++++ Material supplied
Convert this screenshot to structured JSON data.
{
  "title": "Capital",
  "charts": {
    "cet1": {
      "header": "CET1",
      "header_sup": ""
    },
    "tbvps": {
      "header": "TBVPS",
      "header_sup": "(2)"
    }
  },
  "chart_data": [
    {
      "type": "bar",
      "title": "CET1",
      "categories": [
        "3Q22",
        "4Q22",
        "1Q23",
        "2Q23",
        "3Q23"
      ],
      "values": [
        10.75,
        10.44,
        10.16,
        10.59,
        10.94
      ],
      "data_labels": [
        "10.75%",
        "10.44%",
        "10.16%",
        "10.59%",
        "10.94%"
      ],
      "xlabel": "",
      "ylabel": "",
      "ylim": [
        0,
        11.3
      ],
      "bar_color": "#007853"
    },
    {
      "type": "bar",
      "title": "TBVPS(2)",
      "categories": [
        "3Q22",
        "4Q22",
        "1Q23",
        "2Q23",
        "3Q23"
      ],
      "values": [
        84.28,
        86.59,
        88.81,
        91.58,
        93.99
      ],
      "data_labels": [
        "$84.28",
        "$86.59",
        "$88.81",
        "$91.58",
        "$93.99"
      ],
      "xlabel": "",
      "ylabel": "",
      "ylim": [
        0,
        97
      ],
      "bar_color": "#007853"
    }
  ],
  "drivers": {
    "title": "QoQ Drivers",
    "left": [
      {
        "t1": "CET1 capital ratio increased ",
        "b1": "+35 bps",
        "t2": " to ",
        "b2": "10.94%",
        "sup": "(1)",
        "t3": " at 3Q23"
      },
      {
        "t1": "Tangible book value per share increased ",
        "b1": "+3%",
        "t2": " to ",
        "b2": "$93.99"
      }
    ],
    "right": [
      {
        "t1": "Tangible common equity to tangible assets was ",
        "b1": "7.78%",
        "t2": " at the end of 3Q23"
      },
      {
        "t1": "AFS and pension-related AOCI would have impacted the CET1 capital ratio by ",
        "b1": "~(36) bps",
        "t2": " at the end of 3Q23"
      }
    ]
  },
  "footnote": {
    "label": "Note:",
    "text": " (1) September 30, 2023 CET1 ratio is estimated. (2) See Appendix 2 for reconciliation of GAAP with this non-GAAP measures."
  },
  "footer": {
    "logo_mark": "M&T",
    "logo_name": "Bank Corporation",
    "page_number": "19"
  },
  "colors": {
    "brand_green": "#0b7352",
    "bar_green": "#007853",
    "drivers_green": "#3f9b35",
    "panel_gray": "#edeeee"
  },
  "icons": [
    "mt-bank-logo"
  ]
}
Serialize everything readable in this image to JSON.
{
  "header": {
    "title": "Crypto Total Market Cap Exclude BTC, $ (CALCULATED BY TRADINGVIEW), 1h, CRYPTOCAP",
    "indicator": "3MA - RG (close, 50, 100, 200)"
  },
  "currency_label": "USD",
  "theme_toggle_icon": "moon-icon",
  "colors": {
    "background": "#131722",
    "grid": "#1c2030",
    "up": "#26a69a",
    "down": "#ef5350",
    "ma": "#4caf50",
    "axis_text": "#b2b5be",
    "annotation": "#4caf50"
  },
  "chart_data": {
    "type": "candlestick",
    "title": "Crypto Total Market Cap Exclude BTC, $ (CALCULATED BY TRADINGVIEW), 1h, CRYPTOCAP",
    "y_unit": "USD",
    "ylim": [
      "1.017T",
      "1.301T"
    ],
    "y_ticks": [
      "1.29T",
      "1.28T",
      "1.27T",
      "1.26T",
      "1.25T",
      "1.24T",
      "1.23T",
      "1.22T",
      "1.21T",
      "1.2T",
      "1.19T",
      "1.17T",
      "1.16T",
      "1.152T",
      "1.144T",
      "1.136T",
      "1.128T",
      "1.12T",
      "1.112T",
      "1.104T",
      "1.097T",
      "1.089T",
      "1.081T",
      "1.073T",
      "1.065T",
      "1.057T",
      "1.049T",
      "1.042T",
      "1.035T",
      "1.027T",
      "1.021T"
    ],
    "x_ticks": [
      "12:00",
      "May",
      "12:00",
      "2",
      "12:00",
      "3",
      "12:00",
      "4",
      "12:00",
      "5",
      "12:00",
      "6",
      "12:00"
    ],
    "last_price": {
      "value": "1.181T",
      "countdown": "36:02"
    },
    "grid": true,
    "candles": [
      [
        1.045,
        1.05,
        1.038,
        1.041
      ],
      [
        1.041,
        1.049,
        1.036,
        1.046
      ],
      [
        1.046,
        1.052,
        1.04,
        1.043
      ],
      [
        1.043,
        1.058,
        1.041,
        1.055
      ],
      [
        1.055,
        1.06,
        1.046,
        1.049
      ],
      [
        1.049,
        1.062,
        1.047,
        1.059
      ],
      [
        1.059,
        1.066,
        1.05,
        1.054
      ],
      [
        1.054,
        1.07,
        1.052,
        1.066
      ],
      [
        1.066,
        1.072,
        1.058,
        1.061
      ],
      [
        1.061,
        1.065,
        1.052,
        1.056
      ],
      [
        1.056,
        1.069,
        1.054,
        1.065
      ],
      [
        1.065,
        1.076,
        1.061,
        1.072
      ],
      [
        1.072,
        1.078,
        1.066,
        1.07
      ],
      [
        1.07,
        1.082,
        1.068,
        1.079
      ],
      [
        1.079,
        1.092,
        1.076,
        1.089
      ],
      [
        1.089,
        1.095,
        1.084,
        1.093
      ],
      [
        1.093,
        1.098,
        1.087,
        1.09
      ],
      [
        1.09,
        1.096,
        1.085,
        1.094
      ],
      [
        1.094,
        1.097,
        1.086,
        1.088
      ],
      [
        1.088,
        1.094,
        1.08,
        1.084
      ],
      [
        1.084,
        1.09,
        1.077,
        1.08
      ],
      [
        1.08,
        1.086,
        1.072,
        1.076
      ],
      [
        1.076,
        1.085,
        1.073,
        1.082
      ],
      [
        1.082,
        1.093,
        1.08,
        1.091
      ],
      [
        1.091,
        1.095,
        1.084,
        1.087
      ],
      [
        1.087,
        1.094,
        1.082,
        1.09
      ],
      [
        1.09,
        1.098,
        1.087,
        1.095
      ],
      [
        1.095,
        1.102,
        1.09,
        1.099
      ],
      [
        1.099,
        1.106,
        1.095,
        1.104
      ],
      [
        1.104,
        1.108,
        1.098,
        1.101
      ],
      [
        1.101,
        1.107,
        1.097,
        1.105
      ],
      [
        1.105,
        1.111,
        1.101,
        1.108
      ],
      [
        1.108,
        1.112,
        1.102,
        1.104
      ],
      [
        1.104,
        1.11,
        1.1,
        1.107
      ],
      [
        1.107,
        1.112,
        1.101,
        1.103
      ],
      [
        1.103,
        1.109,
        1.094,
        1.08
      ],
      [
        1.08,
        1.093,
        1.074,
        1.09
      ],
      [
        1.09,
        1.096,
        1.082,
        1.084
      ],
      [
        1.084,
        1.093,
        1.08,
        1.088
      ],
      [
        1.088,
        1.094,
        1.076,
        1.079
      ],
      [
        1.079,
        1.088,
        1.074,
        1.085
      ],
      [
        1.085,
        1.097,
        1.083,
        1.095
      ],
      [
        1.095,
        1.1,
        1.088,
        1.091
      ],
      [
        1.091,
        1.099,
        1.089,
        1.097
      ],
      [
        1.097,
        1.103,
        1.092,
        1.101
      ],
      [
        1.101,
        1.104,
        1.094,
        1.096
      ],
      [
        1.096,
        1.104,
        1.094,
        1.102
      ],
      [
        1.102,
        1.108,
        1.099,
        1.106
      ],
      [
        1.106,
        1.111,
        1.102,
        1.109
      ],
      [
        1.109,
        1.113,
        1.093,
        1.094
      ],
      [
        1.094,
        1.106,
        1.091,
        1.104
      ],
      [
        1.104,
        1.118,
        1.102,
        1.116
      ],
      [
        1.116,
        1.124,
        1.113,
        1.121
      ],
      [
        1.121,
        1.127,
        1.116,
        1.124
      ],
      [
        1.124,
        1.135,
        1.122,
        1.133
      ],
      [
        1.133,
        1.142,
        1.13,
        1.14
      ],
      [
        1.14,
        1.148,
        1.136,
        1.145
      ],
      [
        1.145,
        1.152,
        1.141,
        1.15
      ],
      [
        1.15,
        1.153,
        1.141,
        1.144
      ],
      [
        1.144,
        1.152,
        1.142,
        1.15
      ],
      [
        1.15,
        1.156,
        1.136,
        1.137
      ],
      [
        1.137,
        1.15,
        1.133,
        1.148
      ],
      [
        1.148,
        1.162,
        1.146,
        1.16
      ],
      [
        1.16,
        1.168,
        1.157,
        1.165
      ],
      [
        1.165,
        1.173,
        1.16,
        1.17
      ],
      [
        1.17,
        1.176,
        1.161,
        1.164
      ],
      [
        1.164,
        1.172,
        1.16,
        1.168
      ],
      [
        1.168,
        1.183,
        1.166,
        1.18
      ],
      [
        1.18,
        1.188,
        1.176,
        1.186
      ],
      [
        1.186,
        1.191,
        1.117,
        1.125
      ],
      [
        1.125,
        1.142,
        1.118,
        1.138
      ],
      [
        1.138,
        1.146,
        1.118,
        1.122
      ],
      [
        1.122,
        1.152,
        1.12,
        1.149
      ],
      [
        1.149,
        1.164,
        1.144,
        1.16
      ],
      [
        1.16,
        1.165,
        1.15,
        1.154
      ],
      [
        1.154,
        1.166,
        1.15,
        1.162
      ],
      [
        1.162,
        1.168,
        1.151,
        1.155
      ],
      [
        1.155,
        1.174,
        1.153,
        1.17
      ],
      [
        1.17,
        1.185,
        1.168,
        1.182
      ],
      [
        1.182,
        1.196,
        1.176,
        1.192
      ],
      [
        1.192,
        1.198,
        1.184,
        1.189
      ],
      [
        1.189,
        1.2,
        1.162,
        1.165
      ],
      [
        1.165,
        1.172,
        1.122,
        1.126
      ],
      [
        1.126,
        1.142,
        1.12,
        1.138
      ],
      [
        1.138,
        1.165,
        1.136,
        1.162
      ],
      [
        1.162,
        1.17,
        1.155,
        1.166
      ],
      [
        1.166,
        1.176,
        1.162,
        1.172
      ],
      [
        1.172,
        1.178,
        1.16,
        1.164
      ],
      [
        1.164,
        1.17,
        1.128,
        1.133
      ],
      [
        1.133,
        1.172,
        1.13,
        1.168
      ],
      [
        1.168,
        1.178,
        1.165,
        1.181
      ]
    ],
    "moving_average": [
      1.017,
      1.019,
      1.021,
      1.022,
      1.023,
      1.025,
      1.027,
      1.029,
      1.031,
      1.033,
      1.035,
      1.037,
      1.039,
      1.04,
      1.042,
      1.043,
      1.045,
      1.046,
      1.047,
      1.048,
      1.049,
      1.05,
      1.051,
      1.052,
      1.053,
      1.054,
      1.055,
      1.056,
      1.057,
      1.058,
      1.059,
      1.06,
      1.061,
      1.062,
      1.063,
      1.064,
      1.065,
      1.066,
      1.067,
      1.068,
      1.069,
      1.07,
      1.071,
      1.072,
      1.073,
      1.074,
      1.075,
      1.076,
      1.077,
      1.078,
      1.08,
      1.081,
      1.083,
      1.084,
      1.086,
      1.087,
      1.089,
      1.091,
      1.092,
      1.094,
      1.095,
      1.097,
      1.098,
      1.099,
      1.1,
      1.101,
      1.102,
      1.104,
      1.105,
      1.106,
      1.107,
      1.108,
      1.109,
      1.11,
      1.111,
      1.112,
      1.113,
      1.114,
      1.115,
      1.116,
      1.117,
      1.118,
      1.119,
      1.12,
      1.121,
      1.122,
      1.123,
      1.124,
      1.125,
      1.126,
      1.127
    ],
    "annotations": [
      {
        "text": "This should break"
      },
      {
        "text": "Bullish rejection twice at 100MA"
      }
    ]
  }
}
++++++++
### Required work
Copy each line of the listing that contains the string "increased".

### Result
        "t1": "CET1 capital ratio increased ",
        "t1": "Tangible book value per share increased ",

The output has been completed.